*Directive*.
Write out the full listing exactly as given, minus the images.

◆ ◆ ◆

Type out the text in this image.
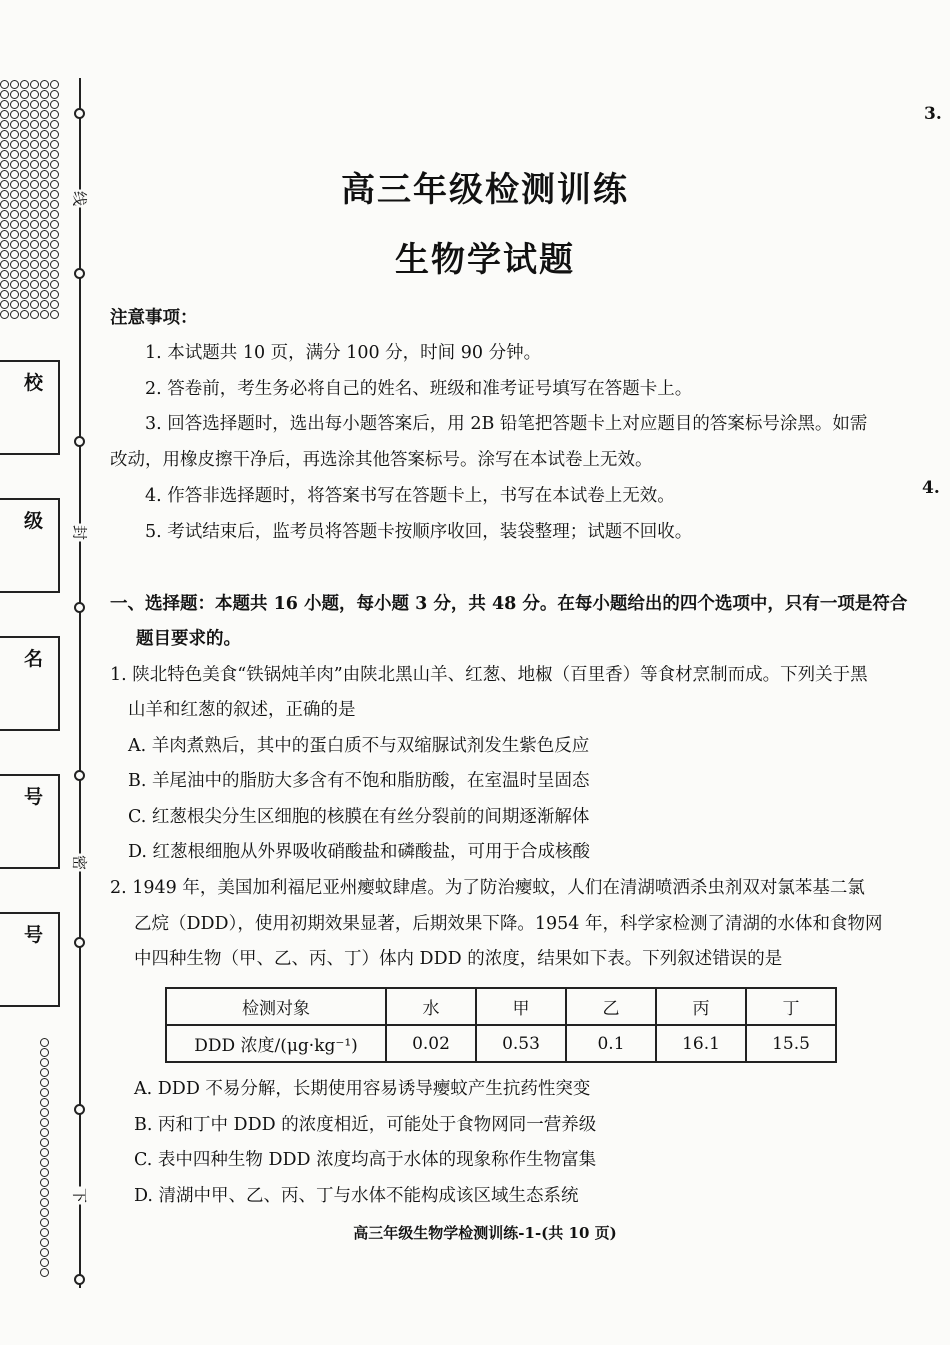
线
封
密
下
校
级
名
号
号
3.
4.
高三年级检测训练
生物学试题
注意事项：
1. 本试题共 10 页，满分 100 分，时间 90 分钟。
2. 答卷前，考生务必将自己的姓名、班级和准考证号填写在答题卡上。
3. 回答选择题时，选出每小题答案后，用 2B 铅笔把答题卡上对应题目的答案标号涂黑。如需
改动，用橡皮擦干净后，再选涂其他答案标号。涂写在本试卷上无效。
4. 作答非选择题时，将答案书写在答题卡上，书写在本试卷上无效。
5. 考试结束后，监考员将答题卡按顺序收回，装袋整理；试题不回收。
一、选择题：本题共 16 小题，每小题 3 分，共 48 分。在每小题给出的四个选项中，只有一项是符合
题目要求的。
1. 陕北特色美食“铁锅炖羊肉”由陕北黑山羊、红葱、地椒（百里香）等食材烹制而成。下列关于黑
山羊和红葱的叙述，正确的是
A. 羊肉煮熟后，其中的蛋白质不与双缩脲试剂发生紫色反应
B. 羊尾油中的脂肪大多含有不饱和脂肪酸，在室温时呈固态
C. 红葱根尖分生区细胞的核膜在有丝分裂前的间期逐渐解体
D. 红葱根细胞从外界吸收硝酸盐和磷酸盐，可用于合成核酸
2. 1949 年，美国加利福尼亚州瘿蚊肆虐。为了防治瘿蚊，人们在清湖喷洒杀虫剂双对氯苯基二氯
乙烷（DDD），使用初期效果显著，后期效果下降。1954 年，科学家检测了清湖的水体和食物网
中四种生物（甲、乙、丙、丁）体内 DDD 的浓度，结果如下表。下列叙述错误的是
检测对象	水	甲	乙	丙	丁
DDD 浓度/(μg·kg⁻¹)	0.02	0.53	0.1	16.1	15.5
A. DDD 不易分解，长期使用容易诱导瘿蚊产生抗药性突变
B. 丙和丁中 DDD 的浓度相近，可能处于食物网同一营养级
C. 表中四种生物 DDD 浓度均高于水体的现象称作生物富集
D. 清湖中甲、乙、丙、丁与水体不能构成该区域生态系统
高三年级生物学检测训练-1-(共 10 页)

◆ ◆ ◆

*Exercise response*.
Type out the text in this image.
线
封
密
下
校
级
名
号
号
3.
4.
高三年级检测训练
生物学试题
注意事项：
1. 本试题共 10 页，满分 100 分，时间 90 分钟。
2. 答卷前，考生务必将自己的姓名、班级和准考证号填写在答题卡上。
3. 回答选择题时，选出每小题答案后，用 2B 铅笔把答题卡上对应题目的答案标号涂黑。如需
改动，用橡皮擦干净后，再选涂其他答案标号。涂写在本试卷上无效。
4. 作答非选择题时，将答案书写在答题卡上，书写在本试卷上无效。
5. 考试结束后，监考员将答题卡按顺序收回，装袋整理；试题不回收。
一、选择题：本题共 16 小题，每小题 3 分，共 48 分。在每小题给出的四个选项中，只有一项是符合
题目要求的。
1. 陕北特色美食“铁锅炖羊肉”由陕北黑山羊、红葱、地椒（百里香）等食材烹制而成。下列关于黑
山羊和红葱的叙述，正确的是
A. 羊肉煮熟后，其中的蛋白质不与双缩脲试剂发生紫色反应
B. 羊尾油中的脂肪大多含有不饱和脂肪酸，在室温时呈固态
C. 红葱根尖分生区细胞的核膜在有丝分裂前的间期逐渐解体
D. 红葱根细胞从外界吸收硝酸盐和磷酸盐，可用于合成核酸
2. 1949 年，美国加利福尼亚州瘿蚊肆虐。为了防治瘿蚊，人们在清湖喷洒杀虫剂双对氯苯基二氯
乙烷（DDD），使用初期效果显著，后期效果下降。1954 年，科学家检测了清湖的水体和食物网
中四种生物（甲、乙、丙、丁）体内 DDD 的浓度，结果如下表。下列叙述错误的是
检测对象	水	甲	乙	丙	丁
DDD 浓度/(μg·kg⁻¹)	0.02	0.53	0.1	16.1	15.5
A. DDD 不易分解，长期使用容易诱导瘿蚊产生抗药性突变
B. 丙和丁中 DDD 的浓度相近，可能处于食物网同一营养级
C. 表中四种生物 DDD 浓度均高于水体的现象称作生物富集
D. 清湖中甲、乙、丙、丁与水体不能构成该区域生态系统
高三年级生物学检测训练-1-(共 10 页)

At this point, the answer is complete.